Recorded data
==============================
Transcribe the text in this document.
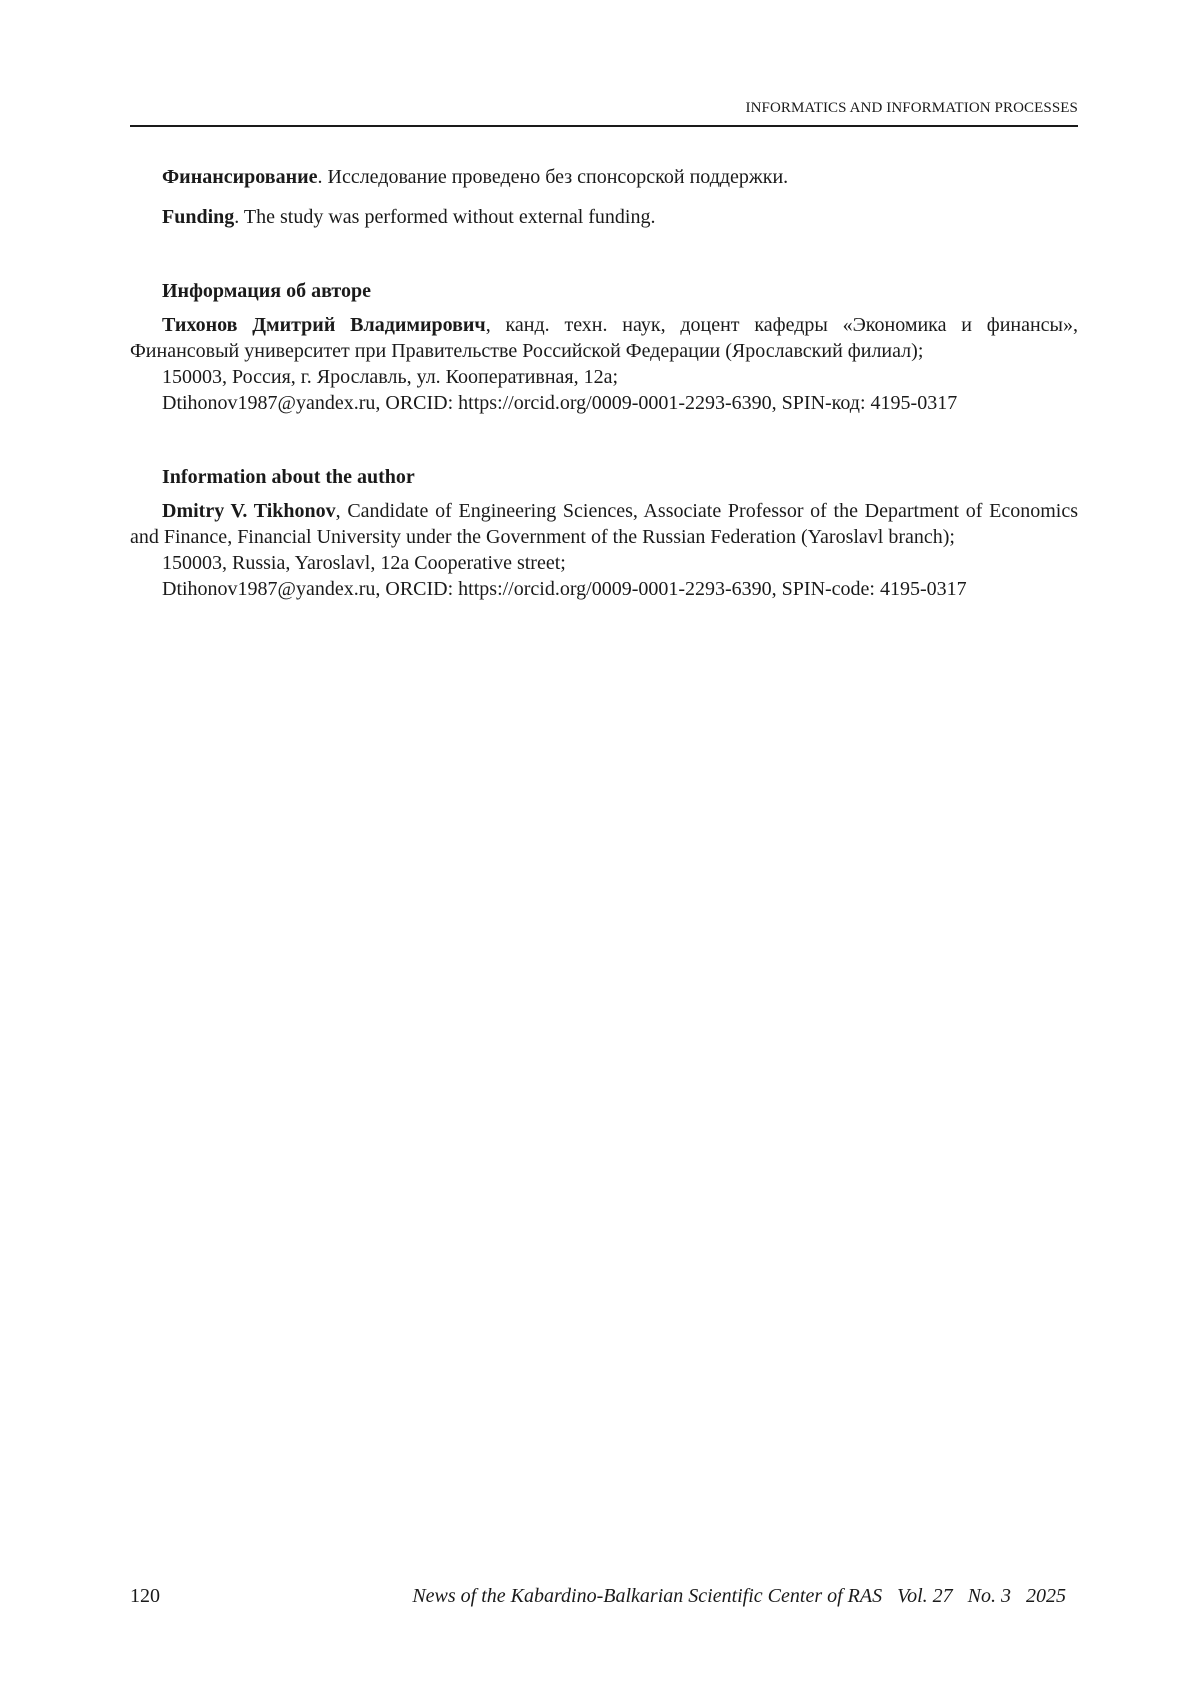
INFORMATICS AND INFORMATION PROCESSES

Финансирование. Исследование проведено без спонсорской поддержки.

Funding. The study was performed without external funding.

Информация об авторе

Тихонов Дмитрий Владимирович, канд. техн. наук, доцент кафедры «Экономика и финансы», Финансовый университет при Правительстве Российской Федерации (Ярославский филиал);

150003, Россия, г. Ярославль, ул. Кооперативная, 12а;

Dtihonov1987@yandex.ru, ORCID: https://orcid.org/0009-0001-2293-6390, SPIN-код: 4195-0317

Information about the author

Dmitry V. Tikhonov, Candidate of Engineering Sciences, Associate Professor of the Department of Economics and Finance, Financial University under the Government of the Russian Federation (Yaroslavl branch);

150003, Russia, Yaroslavl, 12a Cooperative street;

Dtihonov1987@yandex.ru, ORCID: https://orcid.org/0009-0001-2293-6390, SPIN-code: 4195-0317

120	News of the Kabardino-Balkarian Scientific Center of RAS   Vol. 27   No. 3   2025
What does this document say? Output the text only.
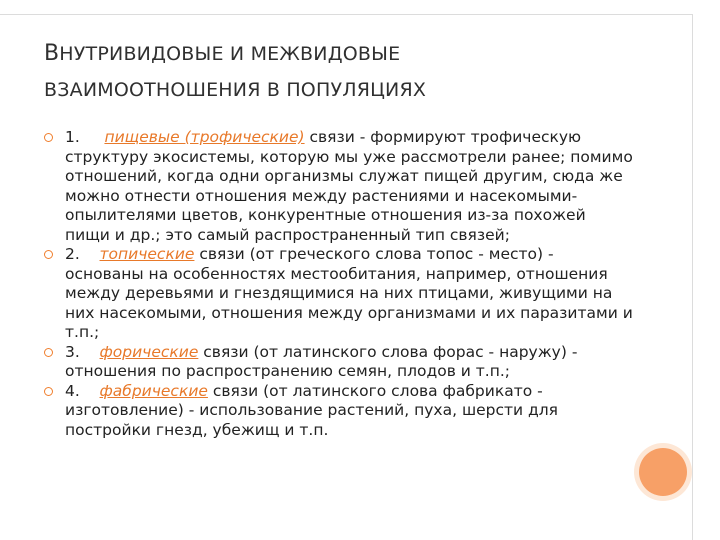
ВНУТРИВИДОВЫЕ И МЕЖВИДОВЫЕ
ВЗАИМООТНОШЕНИЯ В ПОПУЛЯЦИЯХ
1. пищевые (трофические) связи - формируют трофическую структуру экосистемы, которую мы уже рассмотрели ранее; помимо отношений, когда одни организмы служат пищей другим, сюда же можно отнести отношения между растениями и насекомыми-опылителями цветов, конкурентные отношения из-за похожей пищи и др.; это самый распространенный тип связей;
2. топические связи (от греческого слова топос - место) - основаны на особенностях местообитания, например, отношения между деревьями и гнездящимися на них птицами, живущими на них насекомыми, отношения между организмами и их паразитами и т.п.;
3. форические связи (от латинского слова форас - наружу) - отношения по распространению семян, плодов и т.п.;
4. фабрические связи (от латинского слова фабрикато - изготовление) - использование растений, пуха, шерсти для постройки гнезд, убежищ и т.п.
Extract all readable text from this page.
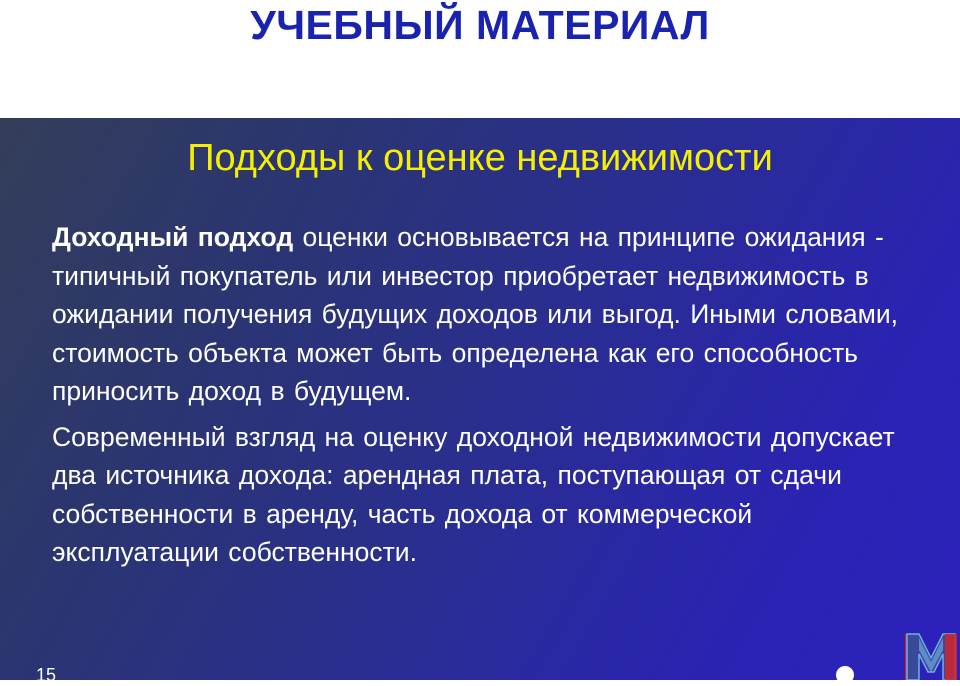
УЧЕБНЫЙ МАТЕРИАЛ
Подходы к оценке недвижимости

Доходный подход оценки основывается на принципе ожидания - типичный покупатель или инвестор приобретает недвижимость в ожидании получения будущих доходов или выгод. Иными словами, стоимость объекта может быть определена как его способность приносить доход в будущем.

Современный взгляд на оценку доходной недвижимости допускает два источника дохода: арендная плата, поступающая от сдачи собственности в аренду, часть дохода от коммерческой эксплуатации собственности.

15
==============================
Your task
Within the material above, find the lines that contain the word "недвижимости"; copy them.

Solution to this exercise
Подходы к оценке недвижимости
Современный взгляд на оценку доходной недвижимости допускает два источника дохода: арендная плата, поступающая от сдачи собственности в аренду, часть дохода от коммерческой эксплуатации собственности.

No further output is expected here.